_Given problem_
Repeat, line for line, the entries printed below.

-- Start --

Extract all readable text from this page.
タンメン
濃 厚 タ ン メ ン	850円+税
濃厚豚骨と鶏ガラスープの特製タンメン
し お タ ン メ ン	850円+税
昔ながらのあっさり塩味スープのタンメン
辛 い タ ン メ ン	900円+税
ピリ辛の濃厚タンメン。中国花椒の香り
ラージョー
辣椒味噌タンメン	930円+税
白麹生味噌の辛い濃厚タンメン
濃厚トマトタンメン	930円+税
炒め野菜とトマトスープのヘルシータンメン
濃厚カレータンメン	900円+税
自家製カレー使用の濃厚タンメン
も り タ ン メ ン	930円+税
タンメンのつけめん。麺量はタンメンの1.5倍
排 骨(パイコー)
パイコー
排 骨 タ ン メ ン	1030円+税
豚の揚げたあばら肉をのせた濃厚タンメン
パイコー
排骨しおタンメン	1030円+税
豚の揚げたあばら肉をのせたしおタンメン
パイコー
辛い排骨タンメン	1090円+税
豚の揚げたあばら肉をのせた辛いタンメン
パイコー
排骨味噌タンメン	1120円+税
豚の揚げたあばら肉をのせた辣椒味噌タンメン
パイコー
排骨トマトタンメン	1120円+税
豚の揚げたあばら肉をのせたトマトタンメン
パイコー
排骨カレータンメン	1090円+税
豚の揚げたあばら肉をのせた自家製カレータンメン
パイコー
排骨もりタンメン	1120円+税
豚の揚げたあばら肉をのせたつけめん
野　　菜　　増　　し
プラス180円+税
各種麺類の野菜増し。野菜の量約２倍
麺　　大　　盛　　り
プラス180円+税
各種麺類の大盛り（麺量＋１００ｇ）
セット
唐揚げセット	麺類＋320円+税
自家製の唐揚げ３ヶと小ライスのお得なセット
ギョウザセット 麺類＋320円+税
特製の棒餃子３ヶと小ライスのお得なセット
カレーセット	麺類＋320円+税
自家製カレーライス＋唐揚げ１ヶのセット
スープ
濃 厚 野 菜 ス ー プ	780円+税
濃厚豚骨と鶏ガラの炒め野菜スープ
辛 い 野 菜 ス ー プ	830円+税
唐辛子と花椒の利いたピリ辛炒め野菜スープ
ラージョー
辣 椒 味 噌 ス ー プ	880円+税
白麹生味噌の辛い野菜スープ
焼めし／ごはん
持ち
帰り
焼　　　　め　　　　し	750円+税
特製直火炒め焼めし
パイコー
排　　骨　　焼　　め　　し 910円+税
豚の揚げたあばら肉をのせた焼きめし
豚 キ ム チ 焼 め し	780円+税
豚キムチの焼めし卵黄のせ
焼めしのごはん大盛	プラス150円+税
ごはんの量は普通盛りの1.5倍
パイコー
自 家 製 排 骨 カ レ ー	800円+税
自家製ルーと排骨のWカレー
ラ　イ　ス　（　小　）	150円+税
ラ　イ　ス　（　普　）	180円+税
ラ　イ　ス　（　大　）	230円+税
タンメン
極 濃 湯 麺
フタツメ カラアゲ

-- End --

_Worked solution_
Extract all readable text from this page.
タンメン
濃 厚 タ ン メ ン	850円+税
濃厚豚骨と鶏ガラスープの特製タンメン
し お タ ン メ ン	850円+税
昔ながらのあっさり塩味スープのタンメン
辛 い タ ン メ ン	900円+税
ピリ辛の濃厚タンメン。中国花椒の香り
ラージョー
辣椒味噌タンメン	930円+税
白麹生味噌の辛い濃厚タンメン
濃厚トマトタンメン	930円+税
炒め野菜とトマトスープのヘルシータンメン
濃厚カレータンメン	900円+税
自家製カレー使用の濃厚タンメン
も り タ ン メ ン	930円+税
タンメンのつけめん。麺量はタンメンの1.5倍
排 骨(パイコー)
パイコー
排 骨 タ ン メ ン	1030円+税
豚の揚げたあばら肉をのせた濃厚タンメン
パイコー
排骨しおタンメン	1030円+税
豚の揚げたあばら肉をのせたしおタンメン
パイコー
辛い排骨タンメン	1090円+税
豚の揚げたあばら肉をのせた辛いタンメン
パイコー
排骨味噌タンメン	1120円+税
豚の揚げたあばら肉をのせた辣椒味噌タンメン
パイコー
排骨トマトタンメン	1120円+税
豚の揚げたあばら肉をのせたトマトタンメン
パイコー
排骨カレータンメン	1090円+税
豚の揚げたあばら肉をのせた自家製カレータンメン
パイコー
排骨もりタンメン	1120円+税
豚の揚げたあばら肉をのせたつけめん
野　　菜　　増　　し
プラス180円+税
各種麺類の野菜増し。野菜の量約２倍
麺　　大　　盛　　り
プラス180円+税
各種麺類の大盛り（麺量＋１００ｇ）
セット
唐揚げセット	麺類＋320円+税
自家製の唐揚げ３ヶと小ライスのお得なセット
ギョウザセット 麺類＋320円+税
特製の棒餃子３ヶと小ライスのお得なセット
カレーセット	麺類＋320円+税
自家製カレーライス＋唐揚げ１ヶのセット
スープ
濃 厚 野 菜 ス ー プ	780円+税
濃厚豚骨と鶏ガラの炒め野菜スープ
辛 い 野 菜 ス ー プ	830円+税
唐辛子と花椒の利いたピリ辛炒め野菜スープ
ラージョー
辣 椒 味 噌 ス ー プ	880円+税
白麹生味噌の辛い野菜スープ
焼めし／ごはん
持ち
帰り
焼　　　　め　　　　し	750円+税
特製直火炒め焼めし
パイコー
排　　骨　　焼　　め　　し 910円+税
豚の揚げたあばら肉をのせた焼きめし
豚 キ ム チ 焼 め し	780円+税
豚キムチの焼めし卵黄のせ
焼めしのごはん大盛	プラス150円+税
ごはんの量は普通盛りの1.5倍
パイコー
自 家 製 排 骨 カ レ ー	800円+税
自家製ルーと排骨のWカレー
ラ　イ　ス　（　小　）	150円+税
ラ　イ　ス　（　普　）	180円+税
ラ　イ　ス　（　大　）	230円+税
タンメン
極 濃 湯 麺
フタツメ カラアゲ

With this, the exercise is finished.